Pull out every line below that contains the word "this".

───── Supplied material ─────

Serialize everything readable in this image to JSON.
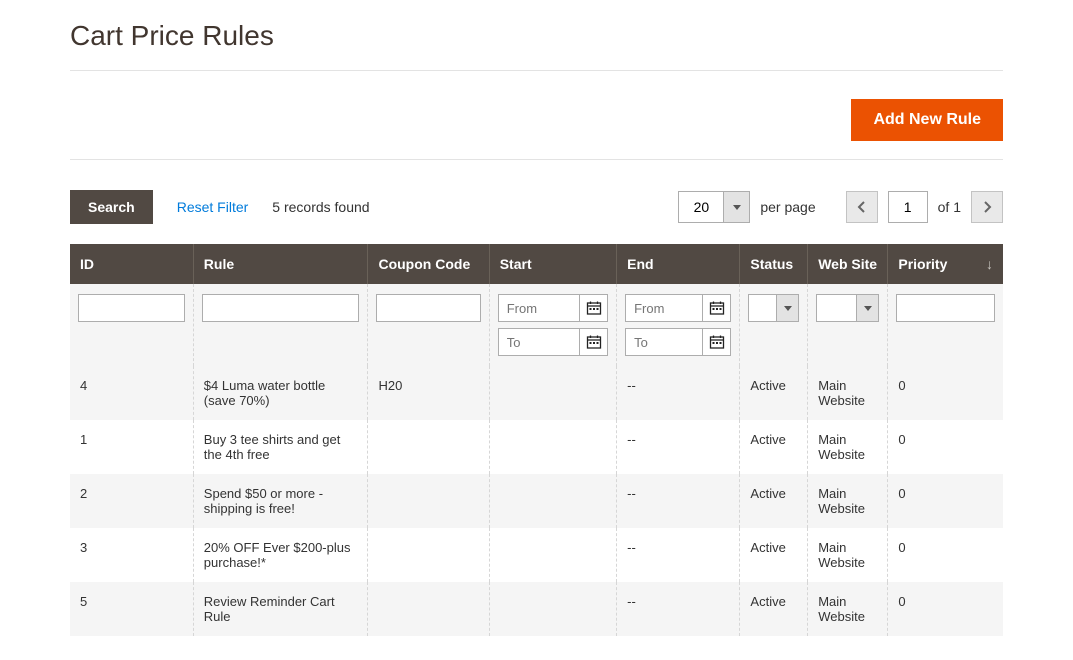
{
  "page": {
    "title": "Cart Price Rules"
  },
  "actions": {
    "add_new_rule": "Add New Rule"
  },
  "toolbar": {
    "search": "Search",
    "reset_filter": "Reset Filter",
    "records_found": "5 records found",
    "per_page_value": "20",
    "per_page_label": "per page",
    "current_page": "1",
    "of_label": "of 1"
  },
  "columns": {
    "id": "ID",
    "rule": "Rule",
    "coupon_code": "Coupon Code",
    "start": "Start",
    "end": "End",
    "status": "Status",
    "web_site": "Web Site",
    "priority": "Priority"
  },
  "filters": {
    "from_placeholder": "From",
    "to_placeholder": "To"
  },
  "rows": [
    {
      "id": "4",
      "rule": "$4 Luma water bottle (save 70%)",
      "coupon": "H20",
      "start": "",
      "end": "--",
      "status": "Active",
      "website": "Main Website",
      "priority": "0"
    },
    {
      "id": "1",
      "rule": "Buy 3 tee shirts and get the 4th free",
      "coupon": "",
      "start": "",
      "end": "--",
      "status": "Active",
      "website": "Main Website",
      "priority": "0"
    },
    {
      "id": "2",
      "rule": "Spend $50 or more - shipping is free!",
      "coupon": "",
      "start": "",
      "end": "--",
      "status": "Active",
      "website": "Main Website",
      "priority": "0"
    },
    {
      "id": "3",
      "rule": "20% OFF Ever $200-plus purchase!*",
      "coupon": "",
      "start": "",
      "end": "--",
      "status": "Active",
      "website": "Main Website",
      "priority": "0"
    },
    {
      "id": "5",
      "rule": "Review Reminder Cart Rule",
      "coupon": "",
      "start": "",
      "end": "--",
      "status": "Active",
      "website": "Main Website",
      "priority": "0"
    }
  ]
}
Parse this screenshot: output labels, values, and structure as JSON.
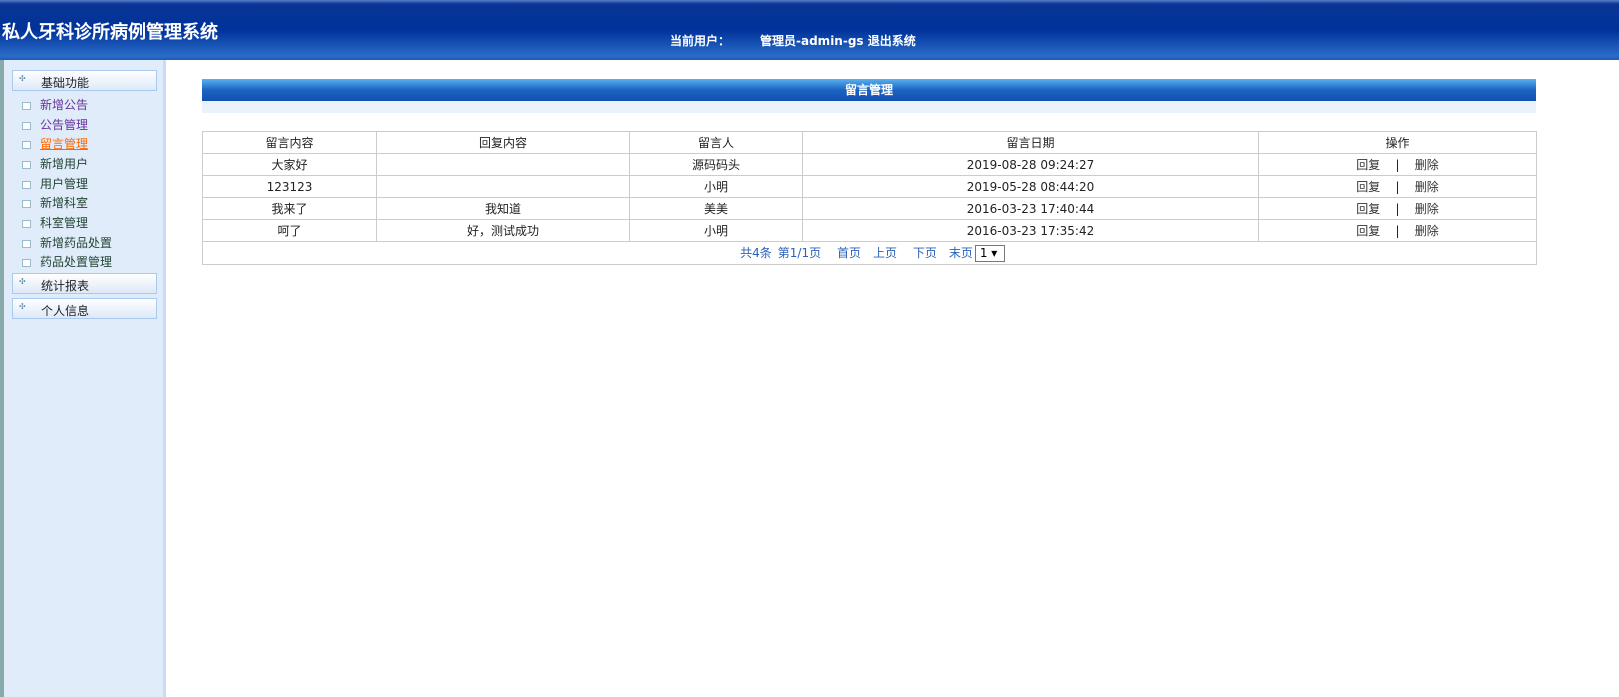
{
  "header": {
    "title": "私人牙科诊所病例管理系统",
    "user_label": "当前用户：",
    "user_name": "管理员-admin-gs",
    "logout": "退出系统"
  },
  "sidebar": {
    "groups": [
      "基础功能",
      "统计报表",
      "个人信息"
    ],
    "items": [
      "新增公告",
      "公告管理",
      "留言管理",
      "新增用户",
      "用户管理",
      "新增科室",
      "科室管理",
      "新增药品处置",
      "药品处置管理"
    ]
  },
  "main": {
    "title": "留言管理",
    "columns": [
      "留言内容",
      "回复内容",
      "留言人",
      "留言日期",
      "操作"
    ],
    "rows": [
      [
        "大家好",
        "",
        "源码码头",
        "2019-08-28 09:24:27"
      ],
      [
        "123123",
        "",
        "小明",
        "2019-05-28 08:44:20"
      ],
      [
        "我来了",
        "我知道",
        "美美",
        "2016-03-23 17:40:44"
      ],
      [
        "呵了",
        "好，测试成功",
        "小明",
        "2016-03-23 17:35:42"
      ]
    ],
    "actions": {
      "reply": "回复",
      "sep": "|",
      "delete": "删除"
    },
    "pager": {
      "total": "共4条",
      "page": "第1/1页",
      "first": "首页",
      "prev": "上页",
      "next": "下页",
      "last": "末页",
      "select": "1 ▾"
    }
  }
}
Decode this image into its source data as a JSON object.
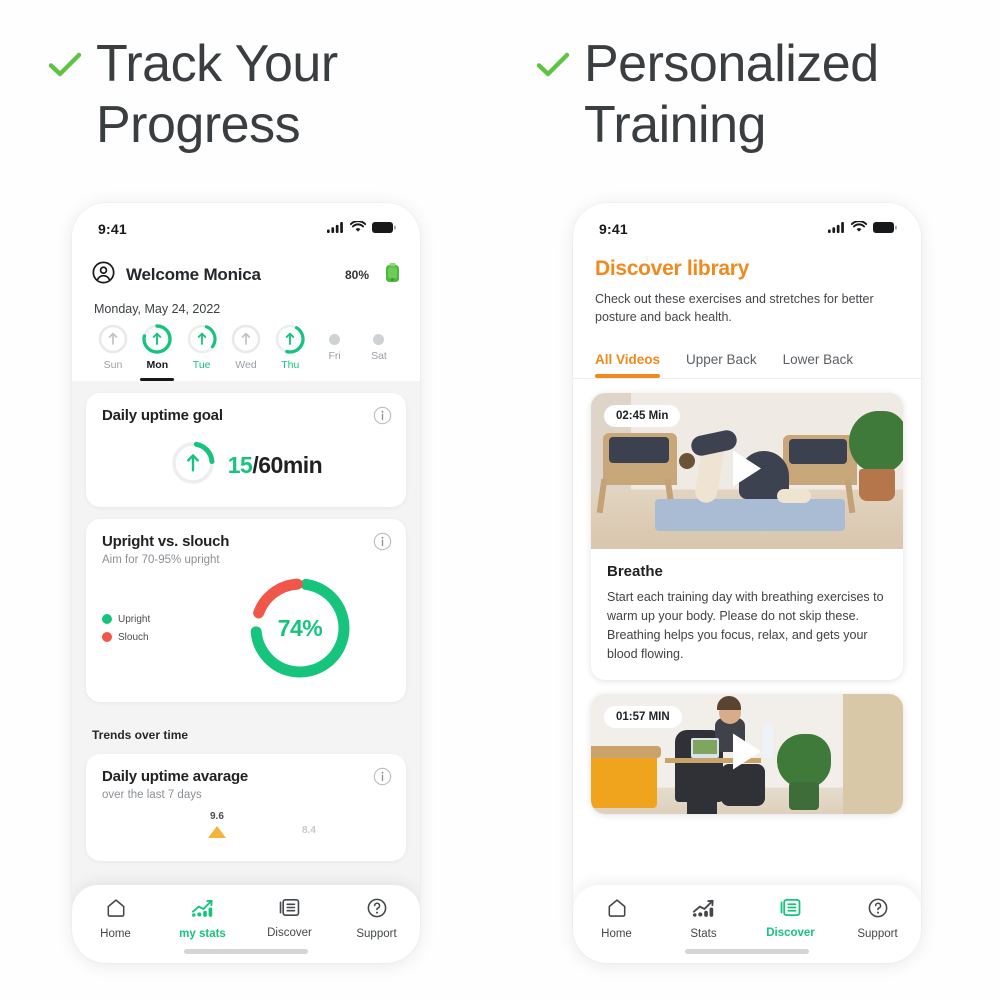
{
  "headlines": {
    "left": "Track Your Progress",
    "right": "Personalized Training",
    "check_icon": "check-icon"
  },
  "colors": {
    "green": "#17c47d",
    "red": "#f0574a",
    "orange": "#f08a1e",
    "text_dark": "#1f2123",
    "text_muted": "#8b9096",
    "page_bg": "#fefefe"
  },
  "left_phone": {
    "status": {
      "time": "9:41",
      "signal_icon": "signal-bars-icon",
      "wifi_icon": "wifi-icon",
      "battery_icon": "battery-icon"
    },
    "header": {
      "avatar_icon": "user-avatar-icon",
      "welcome": "Welcome Monica",
      "battery_percent": "80%",
      "device_battery_icon": "device-battery-icon",
      "date": "Monday, May 24, 2022"
    },
    "days": [
      {
        "label": "Sun",
        "progress": 0,
        "style": "ring",
        "state": "inactive"
      },
      {
        "label": "Mon",
        "progress": 78,
        "style": "ring",
        "state": "active"
      },
      {
        "label": "Tue",
        "progress": 30,
        "style": "ring",
        "state": "green"
      },
      {
        "label": "Wed",
        "progress": 0,
        "style": "ring",
        "state": "inactive"
      },
      {
        "label": "Thu",
        "progress": 45,
        "style": "ring",
        "state": "green"
      },
      {
        "label": "Fri",
        "progress": 0,
        "style": "dot",
        "state": "empty"
      },
      {
        "label": "Sat",
        "progress": 0,
        "style": "dot",
        "state": "empty"
      }
    ],
    "goal_card": {
      "title": "Daily uptime goal",
      "info_icon": "info-icon",
      "arrow_icon": "up-arrow-icon",
      "value": "15",
      "suffix": "/60min",
      "ring_progress": 25
    },
    "posture_card": {
      "title": "Upright vs. slouch",
      "subtitle": "Aim for 70-95% upright",
      "info_icon": "info-icon",
      "center_value": "74%",
      "legend": [
        {
          "label": "Upright",
          "color": "#17c47d"
        },
        {
          "label": "Slouch",
          "color": "#f0574a"
        }
      ]
    },
    "trends_label": "Trends over time",
    "trends_card": {
      "title": "Daily uptime avarage",
      "subtitle": "over the last 7 days",
      "info_icon": "info-icon",
      "points": [
        "9.6",
        "8.4"
      ]
    },
    "nav": [
      {
        "label": "Home",
        "icon": "home-icon",
        "active": false
      },
      {
        "label": "my stats",
        "icon": "stats-icon",
        "active": true
      },
      {
        "label": "Discover",
        "icon": "discover-icon",
        "active": false
      },
      {
        "label": "Support",
        "icon": "support-icon",
        "active": false
      }
    ]
  },
  "right_phone": {
    "status": {
      "time": "9:41",
      "signal_icon": "signal-bars-icon",
      "wifi_icon": "wifi-icon",
      "battery_icon": "battery-icon"
    },
    "header": {
      "title": "Discover library",
      "subtitle": "Check out these exercises and stretches for better posture and back health."
    },
    "tabs": [
      {
        "label": "All Videos",
        "active": true
      },
      {
        "label": "Upper Back",
        "active": false
      },
      {
        "label": "Lower Back",
        "active": false
      }
    ],
    "videos": [
      {
        "duration": "02:45 Min",
        "play_icon": "play-icon",
        "title": "Breathe",
        "description": "Start each training day with breathing exercises to warm up your body. Please do not skip these. Breathing helps you focus, relax, and gets your blood flowing."
      },
      {
        "duration": "01:57 MIN",
        "play_icon": "play-icon",
        "title": "",
        "description": ""
      }
    ],
    "nav": [
      {
        "label": "Home",
        "icon": "home-icon",
        "active": false
      },
      {
        "label": "Stats",
        "icon": "stats-icon",
        "active": false
      },
      {
        "label": "Discover",
        "icon": "discover-icon",
        "active": true
      },
      {
        "label": "Support",
        "icon": "support-icon",
        "active": false
      }
    ]
  }
}
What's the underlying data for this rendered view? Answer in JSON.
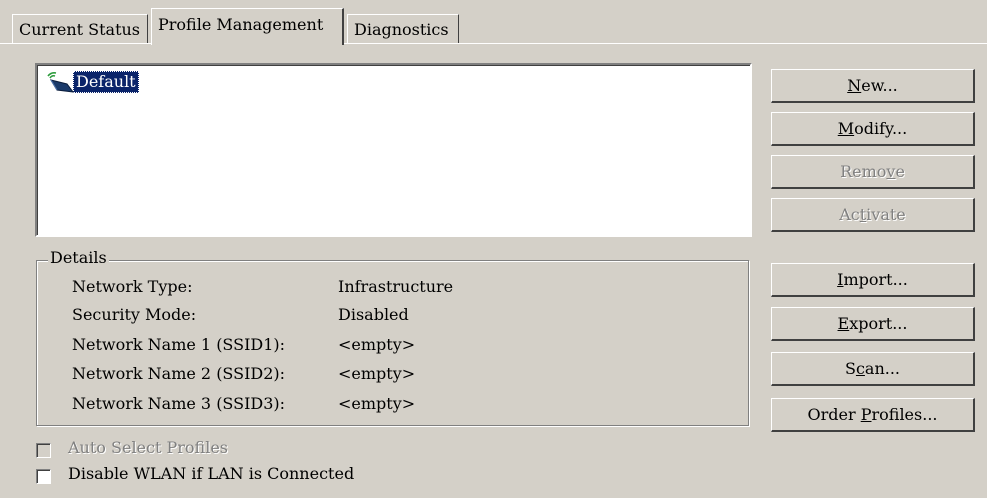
{
  "tabs": [
    {
      "label": "Current Status",
      "active": false
    },
    {
      "label": "Profile Management",
      "active": true
    },
    {
      "label": "Diagnostics",
      "active": false
    }
  ],
  "profiles": [
    {
      "name": "Default",
      "icon": "wireless-profile-icon",
      "selected": true
    }
  ],
  "buttons": {
    "new": {
      "pre": "",
      "key": "N",
      "post": "ew...",
      "enabled": true
    },
    "modify": {
      "pre": "",
      "key": "M",
      "post": "odify...",
      "enabled": true
    },
    "remove": {
      "pre": "Remo",
      "key": "v",
      "post": "e",
      "enabled": false
    },
    "activate": {
      "pre": "Ac",
      "key": "t",
      "post": "ivate",
      "enabled": false
    },
    "import": {
      "pre": "",
      "key": "I",
      "post": "mport...",
      "enabled": true
    },
    "export": {
      "pre": "",
      "key": "E",
      "post": "xport...",
      "enabled": true
    },
    "scan": {
      "pre": "S",
      "key": "c",
      "post": "an...",
      "enabled": true
    },
    "order": {
      "pre": "Order ",
      "key": "P",
      "post": "rofiles...",
      "enabled": true
    }
  },
  "details": {
    "title": "Details",
    "rows": [
      {
        "label": "Network Type:",
        "value": "Infrastructure"
      },
      {
        "label": "Security Mode:",
        "value": "Disabled"
      },
      {
        "label": "Network Name 1 (SSID1):",
        "value": "<empty>"
      },
      {
        "label": "Network Name 2 (SSID2):",
        "value": "<empty>"
      },
      {
        "label": "Network Name 3 (SSID3):",
        "value": "<empty>"
      }
    ]
  },
  "checkboxes": {
    "auto_select": {
      "label": "Auto Select Profiles",
      "checked": false,
      "enabled": false
    },
    "disable_wlan": {
      "label": "Disable WLAN if LAN is Connected",
      "checked": false,
      "enabled": true
    }
  }
}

─────

● In response
Serialize everything readable in this image to JSON.
Parse this screenshot: output labels, values, and structure as JSON.
Decode this image into its source data as a JSON object.
What's the underlying data for this rendered view? Answer in JSON.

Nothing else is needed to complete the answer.